[Part of a data file]
+ + + + +

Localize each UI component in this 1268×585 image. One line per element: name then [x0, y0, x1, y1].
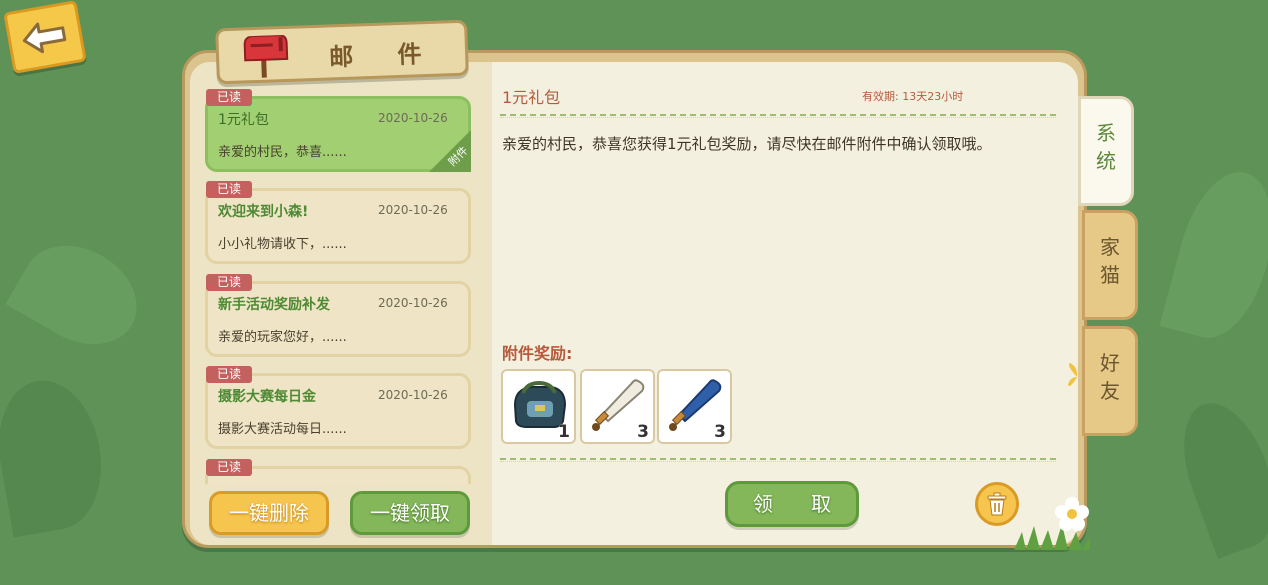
claim-all-button[interactable]: 一键领取: [350, 491, 470, 535]
mail-preview: 亲爱的村民，恭喜......: [218, 145, 347, 160]
background-leaf: [5, 226, 155, 364]
background-leaf: [1166, 391, 1268, 559]
divider: [500, 114, 1056, 118]
mail-body: 亲爱的村民，恭喜您获得1元礼包奖励，请尽快在邮件附件中确认领取哦。: [502, 135, 992, 153]
expiry-label: 有效期:: [862, 90, 899, 103]
title-plank: 邮 件: [215, 19, 469, 85]
mail-title: 1元礼包: [218, 112, 269, 128]
expiry-info: 有效期: 13天23小时: [862, 88, 963, 104]
read-badge: 已读: [206, 181, 252, 198]
mail-date: 2020-10-26: [378, 388, 448, 402]
read-badge: 已读: [206, 89, 252, 106]
mail-title: 欢迎来到小森!: [218, 204, 309, 220]
read-badge: 已读: [206, 459, 252, 476]
mail-preview: 亲爱的玩家您好，......: [218, 330, 347, 345]
rewards-label: 附件奖励:: [502, 344, 573, 363]
mail-date: 2020-10-26: [378, 296, 448, 310]
read-badge: 已读: [206, 274, 252, 291]
reward-item-1[interactable]: 1: [501, 369, 576, 444]
reward-qty: 3: [637, 422, 649, 442]
back-arrow-icon: [22, 22, 67, 54]
back-button[interactable]: [3, 0, 87, 74]
mail-preview: 小小礼物请收下，......: [218, 237, 347, 252]
mail-item-2[interactable]: 已读 欢迎来到小森! 2020-10-26 小小礼物请收下，......: [205, 181, 471, 264]
read-badge: 已读: [206, 366, 252, 383]
mail-date: 2020-10-26: [378, 111, 448, 125]
delete-mail-button[interactable]: [975, 482, 1019, 526]
divider: [500, 458, 1056, 462]
background-leaf: [1159, 161, 1268, 349]
flower-decoration: [1055, 497, 1089, 531]
tab-home-cat[interactable]: 家猫: [1082, 210, 1138, 320]
mail-detail-title: 1元礼包: [502, 88, 561, 107]
expiry-value: 13天23小时: [902, 90, 964, 103]
reward-qty: 3: [714, 422, 726, 442]
background-leaf: [0, 372, 113, 538]
mail-preview: 摄影大赛活动每日......: [218, 422, 347, 437]
claim-button[interactable]: 领 取: [725, 481, 859, 527]
mail-title: 摄影大赛每日金: [218, 389, 316, 405]
mail-date: 2020-10-26: [378, 203, 448, 217]
mail-item-1[interactable]: 已读 1元礼包 2020-10-26 亲爱的村民，恭喜...... 附件: [205, 89, 471, 172]
attachment-tag: 附件: [429, 130, 471, 172]
tab-friends[interactable]: 好友: [1082, 326, 1138, 436]
mailbox-icon: [243, 34, 289, 78]
mail-title: 新手活动奖励补发: [218, 297, 330, 313]
trash-icon: [987, 492, 1007, 516]
tab-system[interactable]: 系统: [1078, 96, 1134, 206]
butterfly-icon: [1068, 363, 1078, 386]
reward-item-3[interactable]: 3: [657, 369, 732, 444]
page-title: 邮 件: [328, 39, 440, 72]
mail-item-5[interactable]: 已读: [205, 459, 471, 484]
mail-item-3[interactable]: 已读 新手活动奖励补发 2020-10-26 亲爱的玩家您好，......: [205, 274, 471, 357]
delete-all-button[interactable]: 一键删除: [209, 491, 329, 535]
reward-qty: 1: [558, 422, 570, 442]
mail-item-4[interactable]: 已读 摄影大赛每日金 2020-10-26 摄影大赛活动每日......: [205, 366, 471, 449]
reward-item-2[interactable]: 3: [580, 369, 655, 444]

+ + + + +

Task directions: Rewrite the records, replacing every "read-badge" with "seen-badge" and leaving everything else unchanged. Omit the pictures from your answer.

Reply:
Localize each UI component in this 1268×585 image. One line per element: name then [x0, y0, x1, y1].
claim-all-button[interactable]: 一键领取: [350, 491, 470, 535]
mail-preview: 亲爱的村民，恭喜......: [218, 145, 347, 160]
background-leaf: [5, 226, 155, 364]
background-leaf: [1166, 391, 1268, 559]
divider: [500, 114, 1056, 118]
mail-body: 亲爱的村民，恭喜您获得1元礼包奖励，请尽快在邮件附件中确认领取哦。: [502, 135, 992, 153]
expiry-label: 有效期:: [862, 90, 899, 103]
title-plank: 邮 件: [215, 19, 469, 85]
mail-title: 1元礼包: [218, 112, 269, 128]
expiry-info: 有效期: 13天23小时: [862, 88, 963, 104]
seen-badge: 已读: [206, 181, 252, 198]
mail-date: 2020-10-26: [378, 388, 448, 402]
seen-badge: 已读: [206, 89, 252, 106]
mail-title: 欢迎来到小森!: [218, 204, 309, 220]
seen-badge: 已读: [206, 459, 252, 476]
mail-preview: 亲爱的玩家您好，......: [218, 330, 347, 345]
rewards-label: 附件奖励:: [502, 344, 573, 363]
mail-date: 2020-10-26: [378, 296, 448, 310]
seen-badge: 已读: [206, 274, 252, 291]
reward-item-1[interactable]: 1: [501, 369, 576, 444]
reward-qty: 3: [637, 422, 649, 442]
back-arrow-icon: [22, 22, 67, 54]
back-button[interactable]: [3, 0, 87, 74]
mail-preview: 小小礼物请收下，......: [218, 237, 347, 252]
mail-item-2[interactable]: 已读 欢迎来到小森! 2020-10-26 小小礼物请收下，......: [205, 181, 471, 264]
seen-badge: 已读: [206, 366, 252, 383]
mail-date: 2020-10-26: [378, 111, 448, 125]
delete-mail-button[interactable]: [975, 482, 1019, 526]
divider: [500, 458, 1056, 462]
background-leaf: [1159, 161, 1268, 349]
flower-decoration: [1055, 497, 1089, 531]
tab-home-cat[interactable]: 家猫: [1082, 210, 1138, 320]
mail-detail-title: 1元礼包: [502, 88, 561, 107]
expiry-value: 13天23小时: [902, 90, 964, 103]
reward-qty: 3: [714, 422, 726, 442]
background-leaf: [0, 372, 113, 538]
mail-preview: 摄影大赛活动每日......: [218, 422, 347, 437]
claim-button[interactable]: 领 取: [725, 481, 859, 527]
mail-title: 摄影大赛每日金: [218, 389, 316, 405]
mail-date: 2020-10-26: [378, 203, 448, 217]
mail-item-1[interactable]: 已读 1元礼包 2020-10-26 亲爱的村民，恭喜...... 附件: [205, 89, 471, 172]
attachment-tag: 附件: [429, 130, 471, 172]
tab-friends[interactable]: 好友: [1082, 326, 1138, 436]
mailbox-icon: [243, 34, 289, 78]
mail-title: 新手活动奖励补发: [218, 297, 330, 313]
trash-icon: [987, 492, 1007, 516]
tab-system[interactable]: 系统: [1078, 96, 1134, 206]
butterfly-icon: [1068, 363, 1078, 386]
reward-item-3[interactable]: 3: [657, 369, 732, 444]
page-title: 邮 件: [328, 39, 440, 72]
mail-item-5[interactable]: 已读: [205, 459, 471, 484]
mail-item-3[interactable]: 已读 新手活动奖励补发 2020-10-26 亲爱的玩家您好，......: [205, 274, 471, 357]
delete-all-button[interactable]: 一键删除: [209, 491, 329, 535]
reward-qty: 1: [558, 422, 570, 442]
mail-item-4[interactable]: 已读 摄影大赛每日金 2020-10-26 摄影大赛活动每日......: [205, 366, 471, 449]
reward-item-2[interactable]: 3: [580, 369, 655, 444]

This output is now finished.